Problem
Determine how many lines of the data below contain "REID", then give only that number.

Exercise inputs
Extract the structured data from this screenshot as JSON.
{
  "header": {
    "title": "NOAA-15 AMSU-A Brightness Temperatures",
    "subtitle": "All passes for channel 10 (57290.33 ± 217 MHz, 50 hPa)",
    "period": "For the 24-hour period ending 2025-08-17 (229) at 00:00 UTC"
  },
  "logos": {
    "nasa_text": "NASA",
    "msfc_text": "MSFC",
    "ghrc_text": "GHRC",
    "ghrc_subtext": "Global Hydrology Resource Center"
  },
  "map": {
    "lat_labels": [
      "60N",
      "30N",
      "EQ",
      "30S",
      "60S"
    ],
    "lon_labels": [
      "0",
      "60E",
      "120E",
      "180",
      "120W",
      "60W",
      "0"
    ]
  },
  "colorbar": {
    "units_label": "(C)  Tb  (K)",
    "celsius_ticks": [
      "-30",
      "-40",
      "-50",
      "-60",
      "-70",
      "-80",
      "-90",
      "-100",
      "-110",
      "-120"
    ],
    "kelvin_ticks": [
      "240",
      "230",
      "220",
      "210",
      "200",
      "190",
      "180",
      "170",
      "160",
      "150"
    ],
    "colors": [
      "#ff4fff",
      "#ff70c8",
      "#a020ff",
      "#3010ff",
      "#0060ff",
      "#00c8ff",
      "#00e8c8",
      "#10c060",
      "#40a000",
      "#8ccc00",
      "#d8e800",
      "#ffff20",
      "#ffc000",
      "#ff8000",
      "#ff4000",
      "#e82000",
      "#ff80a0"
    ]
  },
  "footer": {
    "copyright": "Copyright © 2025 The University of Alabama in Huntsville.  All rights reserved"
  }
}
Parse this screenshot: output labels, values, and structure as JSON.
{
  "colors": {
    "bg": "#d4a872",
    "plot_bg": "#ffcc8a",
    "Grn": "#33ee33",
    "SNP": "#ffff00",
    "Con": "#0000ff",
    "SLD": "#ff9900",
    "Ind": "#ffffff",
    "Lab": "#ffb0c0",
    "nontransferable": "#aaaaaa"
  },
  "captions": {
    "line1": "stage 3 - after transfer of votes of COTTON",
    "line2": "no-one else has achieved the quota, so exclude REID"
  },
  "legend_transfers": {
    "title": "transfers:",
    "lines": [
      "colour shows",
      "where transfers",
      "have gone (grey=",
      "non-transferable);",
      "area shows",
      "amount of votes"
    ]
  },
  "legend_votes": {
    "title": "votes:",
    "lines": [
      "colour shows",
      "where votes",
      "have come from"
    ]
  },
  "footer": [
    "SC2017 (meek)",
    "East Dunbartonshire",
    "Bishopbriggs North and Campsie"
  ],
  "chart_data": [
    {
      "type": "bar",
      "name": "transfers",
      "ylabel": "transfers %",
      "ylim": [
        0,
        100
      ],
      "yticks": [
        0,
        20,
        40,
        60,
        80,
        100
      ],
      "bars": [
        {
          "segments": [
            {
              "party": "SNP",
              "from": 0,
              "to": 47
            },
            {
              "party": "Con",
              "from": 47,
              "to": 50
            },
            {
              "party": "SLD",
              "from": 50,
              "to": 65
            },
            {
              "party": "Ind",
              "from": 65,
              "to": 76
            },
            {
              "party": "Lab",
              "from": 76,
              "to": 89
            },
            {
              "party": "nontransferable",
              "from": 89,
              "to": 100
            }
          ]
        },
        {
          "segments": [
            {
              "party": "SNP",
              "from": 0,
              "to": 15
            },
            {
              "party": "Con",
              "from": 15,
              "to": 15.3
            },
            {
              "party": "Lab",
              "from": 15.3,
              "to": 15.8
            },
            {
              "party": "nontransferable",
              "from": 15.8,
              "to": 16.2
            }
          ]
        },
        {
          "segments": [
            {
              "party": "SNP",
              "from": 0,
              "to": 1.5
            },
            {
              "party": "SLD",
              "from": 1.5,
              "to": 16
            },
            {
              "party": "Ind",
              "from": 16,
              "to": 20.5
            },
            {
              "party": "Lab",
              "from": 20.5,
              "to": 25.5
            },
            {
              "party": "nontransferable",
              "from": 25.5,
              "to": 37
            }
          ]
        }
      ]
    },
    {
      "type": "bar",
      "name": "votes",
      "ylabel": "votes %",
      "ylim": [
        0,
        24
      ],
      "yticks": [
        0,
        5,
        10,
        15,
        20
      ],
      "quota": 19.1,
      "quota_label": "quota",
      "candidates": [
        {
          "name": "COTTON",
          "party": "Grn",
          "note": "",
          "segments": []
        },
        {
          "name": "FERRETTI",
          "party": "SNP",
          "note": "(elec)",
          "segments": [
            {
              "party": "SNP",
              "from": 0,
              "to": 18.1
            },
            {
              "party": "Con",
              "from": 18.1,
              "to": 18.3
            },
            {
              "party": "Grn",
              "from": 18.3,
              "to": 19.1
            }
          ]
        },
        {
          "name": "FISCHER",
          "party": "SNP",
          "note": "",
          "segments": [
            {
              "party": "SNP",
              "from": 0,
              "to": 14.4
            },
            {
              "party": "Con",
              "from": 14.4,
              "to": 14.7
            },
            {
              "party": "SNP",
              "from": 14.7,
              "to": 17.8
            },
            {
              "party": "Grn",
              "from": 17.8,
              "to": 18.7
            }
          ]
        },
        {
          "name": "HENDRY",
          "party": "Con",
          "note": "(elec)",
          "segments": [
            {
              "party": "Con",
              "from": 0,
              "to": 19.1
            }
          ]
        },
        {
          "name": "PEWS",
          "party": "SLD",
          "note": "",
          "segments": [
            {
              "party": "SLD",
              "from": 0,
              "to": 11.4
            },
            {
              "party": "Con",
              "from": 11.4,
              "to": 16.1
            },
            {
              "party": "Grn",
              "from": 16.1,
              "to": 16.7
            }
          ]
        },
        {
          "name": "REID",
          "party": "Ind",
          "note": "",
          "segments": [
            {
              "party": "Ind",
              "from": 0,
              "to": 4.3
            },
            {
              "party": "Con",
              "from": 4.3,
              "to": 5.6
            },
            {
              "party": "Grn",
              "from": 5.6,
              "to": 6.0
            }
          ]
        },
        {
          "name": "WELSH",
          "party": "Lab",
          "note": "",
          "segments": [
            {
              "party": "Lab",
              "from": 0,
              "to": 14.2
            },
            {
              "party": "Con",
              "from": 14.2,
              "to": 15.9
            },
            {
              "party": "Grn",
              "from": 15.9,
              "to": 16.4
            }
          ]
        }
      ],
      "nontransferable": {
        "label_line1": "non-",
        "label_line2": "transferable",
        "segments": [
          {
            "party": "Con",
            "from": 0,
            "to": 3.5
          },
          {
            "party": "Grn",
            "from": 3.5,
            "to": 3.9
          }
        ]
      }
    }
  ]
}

Correct result
2